── Supplied text

Alcon's strange fixation on animal rights is baffling, isn't it? Migrants are drowning in the Mediterranean, literal fascists are on the verge of taking power in municipalities throughout Europe and he chooses to invest his time in discussing the morality of meat. That's all well and good, we all have our interests but I'm not going to be lectured by a man who seems to care more about animals than he cares about immigrants or racial minorities or income equality.

Do you post about, or think about, issues in exact proportion to how important you think they are?  No?  Me neither.  Do you sometimes post more about issues you find particularly interesting, or where you find the counter-arguments particularly lacking?  Me too.  For instance, I'd never look at your post history and infer you think immigration in the U.S. is a more serious issue than the crisis than the Sudan.  Why are you doing that with me?

────
── Dataset rows

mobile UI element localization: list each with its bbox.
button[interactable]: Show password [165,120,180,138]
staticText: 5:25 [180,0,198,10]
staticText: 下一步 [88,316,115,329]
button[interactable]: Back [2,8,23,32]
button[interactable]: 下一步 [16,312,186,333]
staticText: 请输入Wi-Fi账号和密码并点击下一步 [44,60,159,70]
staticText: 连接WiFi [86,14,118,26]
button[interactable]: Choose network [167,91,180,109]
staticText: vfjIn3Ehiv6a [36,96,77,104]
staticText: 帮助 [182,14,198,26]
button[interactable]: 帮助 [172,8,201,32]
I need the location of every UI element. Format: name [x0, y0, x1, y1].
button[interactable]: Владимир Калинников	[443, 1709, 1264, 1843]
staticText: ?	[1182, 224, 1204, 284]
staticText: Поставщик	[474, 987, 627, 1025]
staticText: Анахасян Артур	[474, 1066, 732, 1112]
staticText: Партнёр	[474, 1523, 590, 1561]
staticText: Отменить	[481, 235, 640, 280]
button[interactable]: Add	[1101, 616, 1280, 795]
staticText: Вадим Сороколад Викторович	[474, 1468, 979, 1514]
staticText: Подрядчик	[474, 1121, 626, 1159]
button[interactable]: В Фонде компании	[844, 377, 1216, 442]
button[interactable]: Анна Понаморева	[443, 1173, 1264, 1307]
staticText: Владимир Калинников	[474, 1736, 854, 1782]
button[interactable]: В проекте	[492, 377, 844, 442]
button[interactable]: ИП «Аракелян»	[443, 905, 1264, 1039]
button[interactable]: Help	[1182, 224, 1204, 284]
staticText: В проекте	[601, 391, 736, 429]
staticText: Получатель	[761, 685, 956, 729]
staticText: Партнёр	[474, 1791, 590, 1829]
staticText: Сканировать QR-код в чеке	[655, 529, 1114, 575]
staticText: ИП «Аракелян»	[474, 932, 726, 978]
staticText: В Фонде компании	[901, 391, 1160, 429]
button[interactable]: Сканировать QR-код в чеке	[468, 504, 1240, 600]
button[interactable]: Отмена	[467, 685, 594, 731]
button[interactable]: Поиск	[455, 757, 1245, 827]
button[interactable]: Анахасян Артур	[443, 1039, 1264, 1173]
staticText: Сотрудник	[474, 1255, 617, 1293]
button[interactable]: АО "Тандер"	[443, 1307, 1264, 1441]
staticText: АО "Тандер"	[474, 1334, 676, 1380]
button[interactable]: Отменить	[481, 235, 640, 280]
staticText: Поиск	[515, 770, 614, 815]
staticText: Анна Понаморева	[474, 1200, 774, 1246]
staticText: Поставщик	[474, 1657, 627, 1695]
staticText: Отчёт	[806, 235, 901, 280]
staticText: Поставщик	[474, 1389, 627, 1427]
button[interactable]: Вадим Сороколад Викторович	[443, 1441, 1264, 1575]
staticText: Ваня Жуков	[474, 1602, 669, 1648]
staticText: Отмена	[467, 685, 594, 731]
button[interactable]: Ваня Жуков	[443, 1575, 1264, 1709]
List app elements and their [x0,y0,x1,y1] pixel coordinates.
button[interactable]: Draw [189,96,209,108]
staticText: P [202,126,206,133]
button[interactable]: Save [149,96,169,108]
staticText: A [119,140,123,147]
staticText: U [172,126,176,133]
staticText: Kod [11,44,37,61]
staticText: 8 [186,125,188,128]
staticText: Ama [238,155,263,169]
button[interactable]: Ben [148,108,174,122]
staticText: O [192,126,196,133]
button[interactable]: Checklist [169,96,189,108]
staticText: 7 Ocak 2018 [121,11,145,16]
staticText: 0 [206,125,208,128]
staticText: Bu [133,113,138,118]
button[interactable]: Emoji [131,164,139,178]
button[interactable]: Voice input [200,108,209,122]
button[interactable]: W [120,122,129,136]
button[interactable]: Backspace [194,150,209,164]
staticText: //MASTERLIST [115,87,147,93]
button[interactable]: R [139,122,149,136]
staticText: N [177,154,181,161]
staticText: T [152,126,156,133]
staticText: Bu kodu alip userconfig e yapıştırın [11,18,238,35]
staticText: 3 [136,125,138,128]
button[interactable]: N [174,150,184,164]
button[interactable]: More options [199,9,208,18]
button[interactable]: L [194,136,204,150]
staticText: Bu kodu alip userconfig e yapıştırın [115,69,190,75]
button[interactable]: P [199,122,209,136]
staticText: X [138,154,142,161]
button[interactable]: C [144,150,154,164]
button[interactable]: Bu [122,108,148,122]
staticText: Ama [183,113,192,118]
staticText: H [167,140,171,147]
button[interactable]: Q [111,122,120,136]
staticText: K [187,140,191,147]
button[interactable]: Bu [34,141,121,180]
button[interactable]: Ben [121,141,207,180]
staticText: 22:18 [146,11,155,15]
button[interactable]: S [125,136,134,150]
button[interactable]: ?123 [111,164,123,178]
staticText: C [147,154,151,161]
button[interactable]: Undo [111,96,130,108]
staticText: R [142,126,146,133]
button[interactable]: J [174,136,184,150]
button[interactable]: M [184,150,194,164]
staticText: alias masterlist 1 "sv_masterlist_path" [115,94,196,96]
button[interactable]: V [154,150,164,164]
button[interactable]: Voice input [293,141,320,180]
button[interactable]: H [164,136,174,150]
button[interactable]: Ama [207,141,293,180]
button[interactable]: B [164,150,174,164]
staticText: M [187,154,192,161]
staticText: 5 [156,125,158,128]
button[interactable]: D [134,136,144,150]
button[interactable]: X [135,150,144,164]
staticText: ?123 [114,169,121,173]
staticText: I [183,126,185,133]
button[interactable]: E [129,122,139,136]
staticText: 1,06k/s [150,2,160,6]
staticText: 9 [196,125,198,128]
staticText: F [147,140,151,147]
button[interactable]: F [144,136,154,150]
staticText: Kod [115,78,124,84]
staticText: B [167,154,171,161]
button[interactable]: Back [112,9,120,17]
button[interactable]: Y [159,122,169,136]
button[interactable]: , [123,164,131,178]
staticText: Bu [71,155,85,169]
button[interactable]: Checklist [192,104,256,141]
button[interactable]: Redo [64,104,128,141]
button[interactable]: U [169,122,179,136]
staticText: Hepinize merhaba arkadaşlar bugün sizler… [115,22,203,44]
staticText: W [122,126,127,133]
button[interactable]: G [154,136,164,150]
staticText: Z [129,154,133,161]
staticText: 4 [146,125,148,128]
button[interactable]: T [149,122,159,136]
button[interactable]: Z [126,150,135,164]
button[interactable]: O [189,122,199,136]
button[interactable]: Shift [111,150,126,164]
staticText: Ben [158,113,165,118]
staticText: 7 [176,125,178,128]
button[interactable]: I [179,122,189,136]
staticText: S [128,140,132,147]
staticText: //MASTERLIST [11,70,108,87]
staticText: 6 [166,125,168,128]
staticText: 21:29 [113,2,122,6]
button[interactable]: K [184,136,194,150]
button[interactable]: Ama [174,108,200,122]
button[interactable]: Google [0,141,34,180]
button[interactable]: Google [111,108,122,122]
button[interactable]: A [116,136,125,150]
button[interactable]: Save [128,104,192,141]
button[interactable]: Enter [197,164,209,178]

────

Write out the animal rights exchange word for word, starting at "Do you post" and ending at "that with me?". The listing was taken from a separate source.

Do you post about, or think about, issues in exact proportion to how important you think they are?  No?  Me neither.  Do you sometimes post more about issues you find particularly interesting, or where you find the counter-arguments particularly lacking?  Me too.  For instance, I'd never look at your post history and infer you think immigration in the U.S. is a more serious issue than the crisis than the Sudan.  Why are you doing that with me?